» **Problem requirements**:
Copy every line of the listing that holds the string "name".

(Collected data entries)
==================================================
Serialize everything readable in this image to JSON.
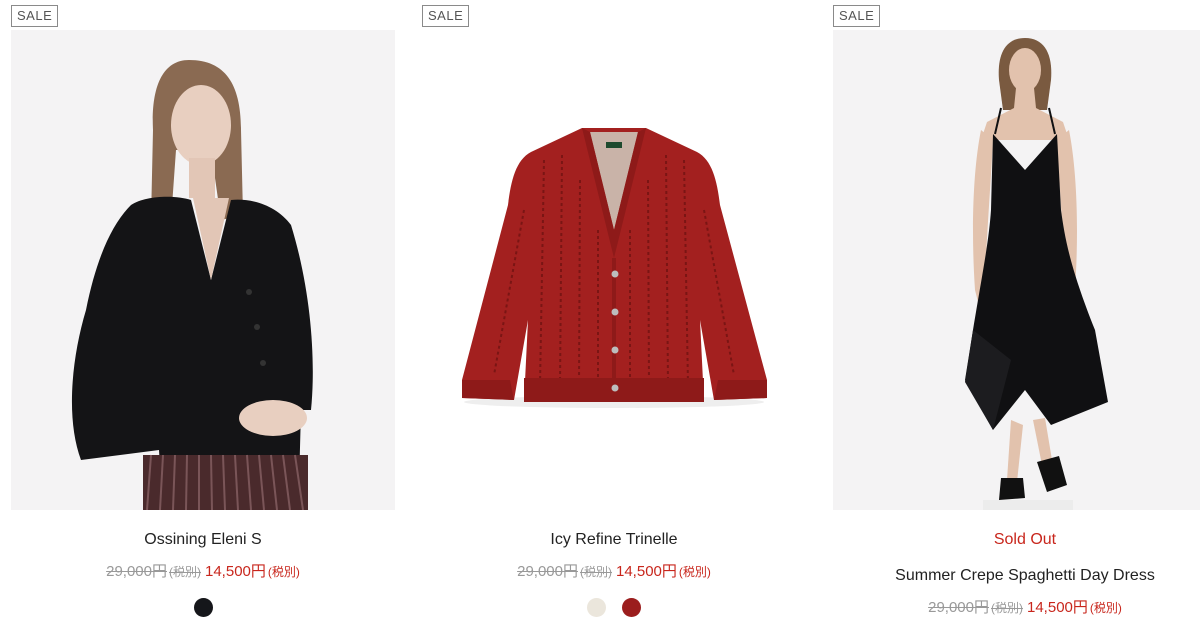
{
  "products": [
    {
      "badge": "SALE",
      "name": "Ossining Eleni S",
      "original_price": "29,000円",
      "original_tax": "(税別)",
      "sale_price": "14,500円",
      "sale_tax": "(税別)",
      "swatches": [
        "#15161a"
      ]
    },
    {
      "badge": "SALE",
      "name": "Icy Refine Trinelle",
      "original_price": "29,000円",
      "original_tax": "(税別)",
      "sale_price": "14,500円",
      "sale_tax": "(税別)",
      "swatches": [
        "#ebe6dc",
        "#9b1d1d"
      ]
    },
    {
      "badge": "SALE",
      "status": "Sold Out",
      "name": "Summer Crepe Spaghetti Day Dress",
      "original_price": "29,000円",
      "original_tax": "(税別)",
      "sale_price": "14,500円",
      "sale_tax": "(税別)"
    }
  ],
  "colors": {
    "sale_red": "#c8261c",
    "strike_gray": "#999999",
    "image_bg": "#f4f3f4"
  }
}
==================================================
» **Answer below**:
      "name": "Ossining Eleni S",
      "name": "Icy Refine Trinelle",
      "name": "Summer Crepe Spaghetti Day Dress",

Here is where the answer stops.